WHAT IS NEEDED:
Find the lines that hold the word "disebut" and return them.

______________________________

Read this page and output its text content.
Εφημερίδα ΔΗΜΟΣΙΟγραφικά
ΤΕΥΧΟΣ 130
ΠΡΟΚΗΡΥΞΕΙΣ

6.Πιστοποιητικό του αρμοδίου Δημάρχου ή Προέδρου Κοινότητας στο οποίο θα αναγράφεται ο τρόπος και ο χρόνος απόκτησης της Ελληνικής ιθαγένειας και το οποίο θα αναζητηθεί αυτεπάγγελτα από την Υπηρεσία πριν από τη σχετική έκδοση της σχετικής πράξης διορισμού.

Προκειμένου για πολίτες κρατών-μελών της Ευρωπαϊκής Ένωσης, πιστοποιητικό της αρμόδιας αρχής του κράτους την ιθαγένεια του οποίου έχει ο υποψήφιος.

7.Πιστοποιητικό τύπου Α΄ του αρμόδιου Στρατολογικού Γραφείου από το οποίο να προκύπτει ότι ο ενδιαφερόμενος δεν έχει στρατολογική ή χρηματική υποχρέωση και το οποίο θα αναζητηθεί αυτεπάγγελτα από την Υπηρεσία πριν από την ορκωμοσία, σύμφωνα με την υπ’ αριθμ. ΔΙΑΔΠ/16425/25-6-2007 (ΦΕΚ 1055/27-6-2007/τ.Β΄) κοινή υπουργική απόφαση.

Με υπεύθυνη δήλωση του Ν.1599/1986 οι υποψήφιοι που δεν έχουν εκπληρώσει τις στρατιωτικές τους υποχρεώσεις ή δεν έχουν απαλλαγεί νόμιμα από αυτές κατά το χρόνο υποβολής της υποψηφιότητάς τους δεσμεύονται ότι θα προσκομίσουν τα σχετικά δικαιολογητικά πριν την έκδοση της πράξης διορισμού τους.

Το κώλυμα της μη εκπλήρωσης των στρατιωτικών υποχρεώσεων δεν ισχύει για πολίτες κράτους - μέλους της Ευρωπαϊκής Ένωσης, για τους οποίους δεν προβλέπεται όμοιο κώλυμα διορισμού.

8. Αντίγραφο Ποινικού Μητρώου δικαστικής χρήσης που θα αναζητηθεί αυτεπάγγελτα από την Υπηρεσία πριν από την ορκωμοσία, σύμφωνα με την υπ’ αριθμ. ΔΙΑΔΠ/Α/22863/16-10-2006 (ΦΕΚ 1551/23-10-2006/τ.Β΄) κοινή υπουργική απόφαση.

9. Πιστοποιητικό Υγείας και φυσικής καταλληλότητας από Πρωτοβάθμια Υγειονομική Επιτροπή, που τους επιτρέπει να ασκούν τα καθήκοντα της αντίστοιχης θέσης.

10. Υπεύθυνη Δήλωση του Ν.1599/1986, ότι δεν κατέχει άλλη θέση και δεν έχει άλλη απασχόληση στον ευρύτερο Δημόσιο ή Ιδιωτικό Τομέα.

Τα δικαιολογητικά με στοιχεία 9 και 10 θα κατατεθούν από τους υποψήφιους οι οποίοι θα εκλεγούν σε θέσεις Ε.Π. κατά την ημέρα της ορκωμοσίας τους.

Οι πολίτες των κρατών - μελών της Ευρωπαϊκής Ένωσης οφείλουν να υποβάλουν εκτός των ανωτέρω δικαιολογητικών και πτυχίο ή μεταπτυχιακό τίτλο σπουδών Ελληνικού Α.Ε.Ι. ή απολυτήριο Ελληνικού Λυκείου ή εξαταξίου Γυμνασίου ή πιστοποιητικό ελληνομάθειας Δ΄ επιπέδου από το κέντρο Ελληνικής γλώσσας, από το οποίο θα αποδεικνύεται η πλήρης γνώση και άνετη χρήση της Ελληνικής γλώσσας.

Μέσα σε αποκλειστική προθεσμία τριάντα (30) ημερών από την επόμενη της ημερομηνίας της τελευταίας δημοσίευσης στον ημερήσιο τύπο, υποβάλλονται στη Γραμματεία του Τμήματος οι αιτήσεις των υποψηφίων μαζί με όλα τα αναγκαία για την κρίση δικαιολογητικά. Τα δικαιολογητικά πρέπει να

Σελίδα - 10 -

______________________________

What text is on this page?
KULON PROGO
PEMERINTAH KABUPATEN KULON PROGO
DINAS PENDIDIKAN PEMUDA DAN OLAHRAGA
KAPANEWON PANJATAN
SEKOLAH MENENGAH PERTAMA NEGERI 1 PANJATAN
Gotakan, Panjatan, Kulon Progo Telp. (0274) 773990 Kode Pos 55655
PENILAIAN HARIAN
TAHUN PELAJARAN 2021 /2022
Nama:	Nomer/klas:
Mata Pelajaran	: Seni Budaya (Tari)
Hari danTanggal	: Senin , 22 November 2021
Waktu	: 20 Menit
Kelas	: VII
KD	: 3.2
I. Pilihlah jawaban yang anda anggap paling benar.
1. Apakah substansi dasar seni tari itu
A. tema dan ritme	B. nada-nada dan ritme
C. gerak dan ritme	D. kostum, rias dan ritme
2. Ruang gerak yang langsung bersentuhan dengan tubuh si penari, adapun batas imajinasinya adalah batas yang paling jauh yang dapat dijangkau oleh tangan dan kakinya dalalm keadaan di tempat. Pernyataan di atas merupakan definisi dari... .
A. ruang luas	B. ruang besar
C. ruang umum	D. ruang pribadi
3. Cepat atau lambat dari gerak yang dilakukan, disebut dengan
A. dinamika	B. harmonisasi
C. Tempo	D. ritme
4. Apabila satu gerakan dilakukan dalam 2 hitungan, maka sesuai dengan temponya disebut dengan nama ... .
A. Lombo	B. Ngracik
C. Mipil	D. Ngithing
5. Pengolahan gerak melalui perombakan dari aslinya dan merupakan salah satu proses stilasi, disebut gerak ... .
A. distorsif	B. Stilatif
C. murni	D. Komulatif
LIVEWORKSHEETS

______________________________

ANSWER TO THIS TASK:
3. Cepat atau lambat dari gerak yang dilakukan, disebut dengan
4. Apabila satu gerakan dilakukan dalam 2 hitungan, maka sesuai dengan temponya disebut dengan nama ... .
5. Pengolahan gerak melalui perombakan dari aslinya dan merupakan salah satu proses stilasi, disebut gerak ... .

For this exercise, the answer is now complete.